### Your objective
Set down each entry exactly as given; pictures should not appear in the copy.

### Material shown
+===+
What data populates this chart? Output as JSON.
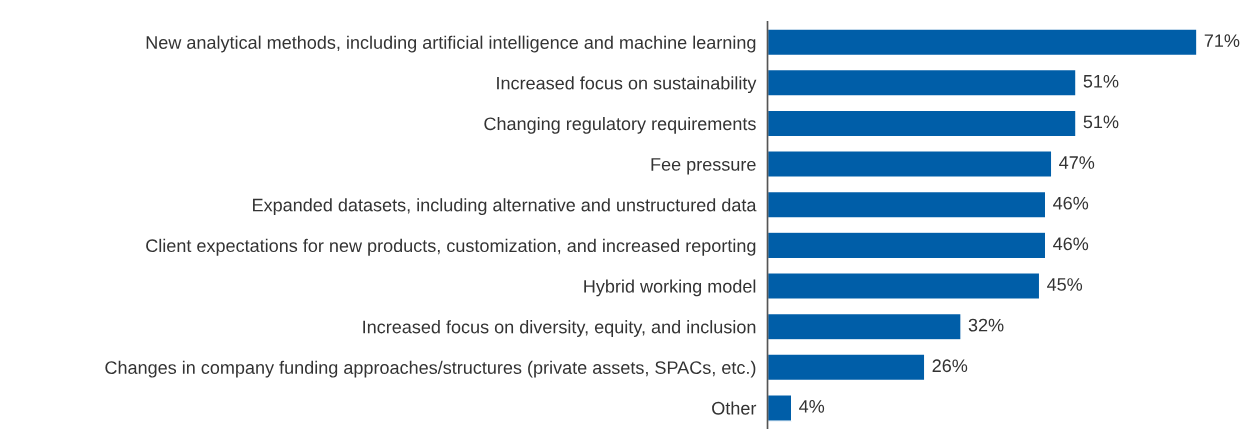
{
  "chart_data": {
    "type": "bar",
    "orientation": "horizontal",
    "categories": [
      "New analytical methods, including artificial intelligence and machine learning",
      "Increased focus on sustainability",
      "Changing regulatory requirements",
      "Fee pressure",
      "Expanded datasets, including alternative and unstructured data",
      "Client expectations for new products, customization, and increased reporting",
      "Hybrid working model",
      "Increased focus on diversity, equity, and inclusion",
      "Changes in company funding approaches/structures (private assets, SPACs, etc.)",
      "Other"
    ],
    "values": [
      71,
      51,
      51,
      47,
      46,
      46,
      45,
      32,
      26,
      4
    ],
    "value_labels": [
      "71%",
      "51%",
      "51%",
      "47%",
      "46%",
      "46%",
      "45%",
      "32%",
      "26%",
      "4%"
    ],
    "color": "#005ea8",
    "grid": false,
    "legend": false
  }
}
+===+
### Problem solution
What data populates this chart? Output as JSON.
{
  "chart_data": {
    "type": "bar",
    "orientation": "horizontal",
    "categories": [
      "New analytical methods, including artificial intelligence and machine learning",
      "Increased focus on sustainability",
      "Changing regulatory requirements",
      "Fee pressure",
      "Expanded datasets, including alternative and unstructured data",
      "Client expectations for new products, customization, and increased reporting",
      "Hybrid working model",
      "Increased focus on diversity, equity, and inclusion",
      "Changes in company funding approaches/structures (private assets, SPACs, etc.)",
      "Other"
    ],
    "values": [
      71,
      51,
      51,
      47,
      46,
      46,
      45,
      32,
      26,
      4
    ],
    "value_labels": [
      "71%",
      "51%",
      "51%",
      "47%",
      "46%",
      "46%",
      "45%",
      "32%",
      "26%",
      "4%"
    ],
    "color": "#005ea8",
    "grid": false,
    "legend": false
  }
}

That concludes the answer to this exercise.